---------- SUPPLIED MATERIAL

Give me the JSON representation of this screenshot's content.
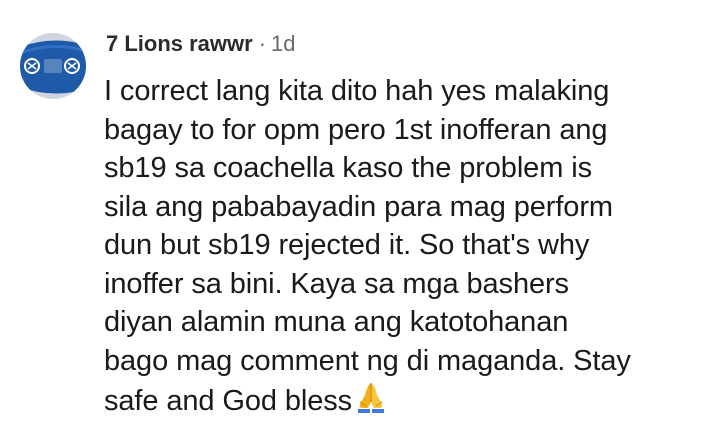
{
  "comment": {
    "author": "7 Lions rawwr",
    "separator": "·",
    "timestamp": "1d",
    "avatar_icon": "team-logo-avatar",
    "lines": [
      "I correct lang kita dito hah yes malaking",
      "bagay to for opm pero 1st inofferan ang",
      "sb19 sa coachella kaso the problem is",
      "sila ang pababayadin para mag perform",
      "dun but sb19 rejected it. So that's why",
      "inoffer sa bini. Kaya sa mga bashers",
      "diyan alamin muna ang katotohanan",
      "bago mag comment ng di maganda. Stay",
      "safe and God bless"
    ],
    "trailing_emoji": "folded-hands-icon"
  },
  "colors": {
    "text": "#1a1a1a",
    "meta": "#6b6b6b",
    "avatar_blue": "#1f5aa8",
    "emoji_gold": "#f2b01e"
  }
}
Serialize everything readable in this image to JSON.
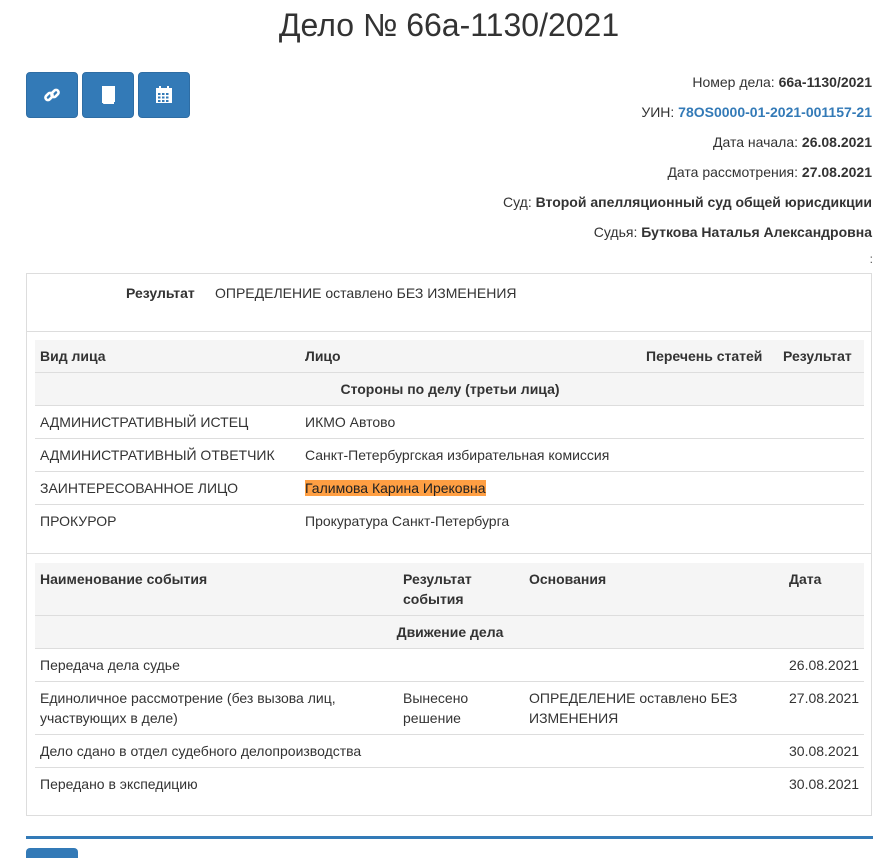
{
  "title": "Дело № 66а-1130/2021",
  "toolbar": {
    "buttons": [
      {
        "icon": "link-icon"
      },
      {
        "icon": "book-icon"
      },
      {
        "icon": "calendar-icon"
      }
    ]
  },
  "meta": {
    "case_number_label": "Номер дела:",
    "case_number": "66а-1130/2021",
    "uin_label": "УИН:",
    "uin": "78OS0000-01-2021-001157-21",
    "start_date_label": "Дата начала:",
    "start_date": "26.08.2021",
    "review_date_label": "Дата рассмотрения:",
    "review_date": "27.08.2021",
    "court_label": "Суд:",
    "court": "Второй апелляционный суд общей юрисдикции",
    "judge_label": "Судья:",
    "judge": "Буткова Наталья Александровна",
    "trailing": ":"
  },
  "result": {
    "label": "Результат",
    "value": "ОПРЕДЕЛЕНИЕ оставлено БЕЗ ИЗМЕНЕНИЯ"
  },
  "parties": {
    "caption": "Стороны по делу (третьи лица)",
    "columns": [
      "Вид лица",
      "Лицо",
      "Перечень статей",
      "Результат"
    ],
    "rows": [
      {
        "type": "АДМИНИСТРАТИВНЫЙ ИСТЕЦ",
        "person": "ИКМО Автово",
        "articles": "",
        "result": ""
      },
      {
        "type": "АДМИНИСТРАТИВНЫЙ ОТВЕТЧИК",
        "person": "Санкт-Петербургская избирательная комиссия",
        "articles": "",
        "result": ""
      },
      {
        "type": "ЗАИНТЕРЕСОВАННОЕ ЛИЦО",
        "person": "Галимова Карина Ирековна",
        "articles": "",
        "result": ""
      },
      {
        "type": "ПРОКУРОР",
        "person": "Прокуратура Санкт-Петербурга",
        "articles": "",
        "result": ""
      }
    ]
  },
  "movement": {
    "caption": "Движение дела",
    "columns": [
      "Наименование события",
      "Результат события",
      "Основания",
      "Дата"
    ],
    "rows": [
      {
        "event": "Передача дела судье",
        "result": "",
        "basis": "",
        "date": "26.08.2021"
      },
      {
        "event": "Единоличное рассмотрение (без вызова лиц, участвующих в деле)",
        "result": "Вынесено решение",
        "basis": "ОПРЕДЕЛЕНИЕ оставлено БЕЗ ИЗМЕНЕНИЯ",
        "date": "27.08.2021"
      },
      {
        "event": "Дело сдано в отдел судебного делопроизводства",
        "result": "",
        "basis": "",
        "date": "30.08.2021"
      },
      {
        "event": "Передано в экспедицию",
        "result": "",
        "basis": "",
        "date": "30.08.2021"
      }
    ]
  },
  "colors": {
    "accent": "#337ab7",
    "highlight": "#ff9f43"
  }
}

--------------------

WRITTEN EXERCISE
Return each line of the data that contains the string "лица".

RESPONSE TO THE TASK
    "caption": "Стороны по делу (третьи лица)",
      "Вид лица",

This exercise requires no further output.